Work to do → Print the listing below exactly.
[Begin Data shown]
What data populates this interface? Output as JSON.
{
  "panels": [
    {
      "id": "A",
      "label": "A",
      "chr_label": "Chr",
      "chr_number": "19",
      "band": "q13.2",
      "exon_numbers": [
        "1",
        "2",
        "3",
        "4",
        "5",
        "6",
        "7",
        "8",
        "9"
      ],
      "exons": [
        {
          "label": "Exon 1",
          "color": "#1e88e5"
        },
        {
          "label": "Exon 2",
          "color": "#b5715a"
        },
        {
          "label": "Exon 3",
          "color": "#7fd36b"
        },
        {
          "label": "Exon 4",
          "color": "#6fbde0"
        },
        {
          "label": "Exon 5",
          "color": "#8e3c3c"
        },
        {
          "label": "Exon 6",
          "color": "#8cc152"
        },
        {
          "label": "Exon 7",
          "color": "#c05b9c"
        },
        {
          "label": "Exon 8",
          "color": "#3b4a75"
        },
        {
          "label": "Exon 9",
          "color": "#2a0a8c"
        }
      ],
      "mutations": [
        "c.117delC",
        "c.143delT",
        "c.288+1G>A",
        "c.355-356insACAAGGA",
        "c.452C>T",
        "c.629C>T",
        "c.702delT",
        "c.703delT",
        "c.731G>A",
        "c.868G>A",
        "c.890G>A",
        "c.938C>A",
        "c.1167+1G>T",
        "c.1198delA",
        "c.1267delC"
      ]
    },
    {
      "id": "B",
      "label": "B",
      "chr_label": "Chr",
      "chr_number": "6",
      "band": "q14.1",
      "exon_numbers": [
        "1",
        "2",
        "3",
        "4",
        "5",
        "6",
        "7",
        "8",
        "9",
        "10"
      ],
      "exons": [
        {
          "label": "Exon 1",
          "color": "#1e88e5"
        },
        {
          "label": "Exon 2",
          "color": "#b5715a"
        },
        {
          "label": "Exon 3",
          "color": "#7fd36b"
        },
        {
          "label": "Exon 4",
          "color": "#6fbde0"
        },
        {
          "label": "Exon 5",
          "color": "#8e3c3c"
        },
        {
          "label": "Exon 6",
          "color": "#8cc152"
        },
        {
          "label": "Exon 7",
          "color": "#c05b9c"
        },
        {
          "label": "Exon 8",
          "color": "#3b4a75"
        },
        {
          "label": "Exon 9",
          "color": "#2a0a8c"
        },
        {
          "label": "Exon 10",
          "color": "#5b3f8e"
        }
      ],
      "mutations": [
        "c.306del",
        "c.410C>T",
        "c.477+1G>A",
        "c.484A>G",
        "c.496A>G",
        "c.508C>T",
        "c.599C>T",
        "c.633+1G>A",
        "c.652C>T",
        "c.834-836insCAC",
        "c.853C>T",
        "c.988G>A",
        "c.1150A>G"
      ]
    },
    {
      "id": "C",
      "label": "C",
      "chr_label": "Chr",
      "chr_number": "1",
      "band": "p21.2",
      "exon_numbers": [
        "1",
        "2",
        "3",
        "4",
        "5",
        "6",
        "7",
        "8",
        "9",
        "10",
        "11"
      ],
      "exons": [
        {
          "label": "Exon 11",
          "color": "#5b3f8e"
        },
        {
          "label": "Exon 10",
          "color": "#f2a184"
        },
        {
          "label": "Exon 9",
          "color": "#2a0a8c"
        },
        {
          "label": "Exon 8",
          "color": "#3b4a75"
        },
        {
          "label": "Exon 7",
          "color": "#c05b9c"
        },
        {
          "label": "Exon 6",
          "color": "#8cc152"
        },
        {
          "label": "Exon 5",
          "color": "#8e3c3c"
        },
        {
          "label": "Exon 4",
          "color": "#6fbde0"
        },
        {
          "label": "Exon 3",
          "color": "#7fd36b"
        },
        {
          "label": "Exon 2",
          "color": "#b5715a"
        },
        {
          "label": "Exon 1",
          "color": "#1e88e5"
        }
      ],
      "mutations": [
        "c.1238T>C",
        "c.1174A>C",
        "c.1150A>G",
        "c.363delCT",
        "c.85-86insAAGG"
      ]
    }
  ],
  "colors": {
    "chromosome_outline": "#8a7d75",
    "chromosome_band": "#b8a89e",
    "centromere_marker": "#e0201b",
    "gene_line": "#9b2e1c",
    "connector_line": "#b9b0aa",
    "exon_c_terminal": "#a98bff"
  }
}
[End Data shown]
Worked solution →
What data populates this interface? Output as JSON.
{
  "panels": [
    {
      "id": "A",
      "label": "A",
      "chr_label": "Chr",
      "chr_number": "19",
      "band": "q13.2",
      "exon_numbers": [
        "1",
        "2",
        "3",
        "4",
        "5",
        "6",
        "7",
        "8",
        "9"
      ],
      "exons": [
        {
          "label": "Exon 1",
          "color": "#1e88e5"
        },
        {
          "label": "Exon 2",
          "color": "#b5715a"
        },
        {
          "label": "Exon 3",
          "color": "#7fd36b"
        },
        {
          "label": "Exon 4",
          "color": "#6fbde0"
        },
        {
          "label": "Exon 5",
          "color": "#8e3c3c"
        },
        {
          "label": "Exon 6",
          "color": "#8cc152"
        },
        {
          "label": "Exon 7",
          "color": "#c05b9c"
        },
        {
          "label": "Exon 8",
          "color": "#3b4a75"
        },
        {
          "label": "Exon 9",
          "color": "#2a0a8c"
        }
      ],
      "mutations": [
        "c.117delC",
        "c.143delT",
        "c.288+1G>A",
        "c.355-356insACAAGGA",
        "c.452C>T",
        "c.629C>T",
        "c.702delT",
        "c.703delT",
        "c.731G>A",
        "c.868G>A",
        "c.890G>A",
        "c.938C>A",
        "c.1167+1G>T",
        "c.1198delA",
        "c.1267delC"
      ]
    },
    {
      "id": "B",
      "label": "B",
      "chr_label": "Chr",
      "chr_number": "6",
      "band": "q14.1",
      "exon_numbers": [
        "1",
        "2",
        "3",
        "4",
        "5",
        "6",
        "7",
        "8",
        "9",
        "10"
      ],
      "exons": [
        {
          "label": "Exon 1",
          "color": "#1e88e5"
        },
        {
          "label": "Exon 2",
          "color": "#b5715a"
        },
        {
          "label": "Exon 3",
          "color": "#7fd36b"
        },
        {
          "label": "Exon 4",
          "color": "#6fbde0"
        },
        {
          "label": "Exon 5",
          "color": "#8e3c3c"
        },
        {
          "label": "Exon 6",
          "color": "#8cc152"
        },
        {
          "label": "Exon 7",
          "color": "#c05b9c"
        },
        {
          "label": "Exon 8",
          "color": "#3b4a75"
        },
        {
          "label": "Exon 9",
          "color": "#2a0a8c"
        },
        {
          "label": "Exon 10",
          "color": "#5b3f8e"
        }
      ],
      "mutations": [
        "c.306del",
        "c.410C>T",
        "c.477+1G>A",
        "c.484A>G",
        "c.496A>G",
        "c.508C>T",
        "c.599C>T",
        "c.633+1G>A",
        "c.652C>T",
        "c.834-836insCAC",
        "c.853C>T",
        "c.988G>A",
        "c.1150A>G"
      ]
    },
    {
      "id": "C",
      "label": "C",
      "chr_label": "Chr",
      "chr_number": "1",
      "band": "p21.2",
      "exon_numbers": [
        "1",
        "2",
        "3",
        "4",
        "5",
        "6",
        "7",
        "8",
        "9",
        "10",
        "11"
      ],
      "exons": [
        {
          "label": "Exon 11",
          "color": "#5b3f8e"
        },
        {
          "label": "Exon 10",
          "color": "#f2a184"
        },
        {
          "label": "Exon 9",
          "color": "#2a0a8c"
        },
        {
          "label": "Exon 8",
          "color": "#3b4a75"
        },
        {
          "label": "Exon 7",
          "color": "#c05b9c"
        },
        {
          "label": "Exon 6",
          "color": "#8cc152"
        },
        {
          "label": "Exon 5",
          "color": "#8e3c3c"
        },
        {
          "label": "Exon 4",
          "color": "#6fbde0"
        },
        {
          "label": "Exon 3",
          "color": "#7fd36b"
        },
        {
          "label": "Exon 2",
          "color": "#b5715a"
        },
        {
          "label": "Exon 1",
          "color": "#1e88e5"
        }
      ],
      "mutations": [
        "c.1238T>C",
        "c.1174A>C",
        "c.1150A>G",
        "c.363delCT",
        "c.85-86insAAGG"
      ]
    }
  ],
  "colors": {
    "chromosome_outline": "#8a7d75",
    "chromosome_band": "#b8a89e",
    "centromere_marker": "#e0201b",
    "gene_line": "#9b2e1c",
    "connector_line": "#b9b0aa",
    "exon_c_terminal": "#a98bff"
  }
}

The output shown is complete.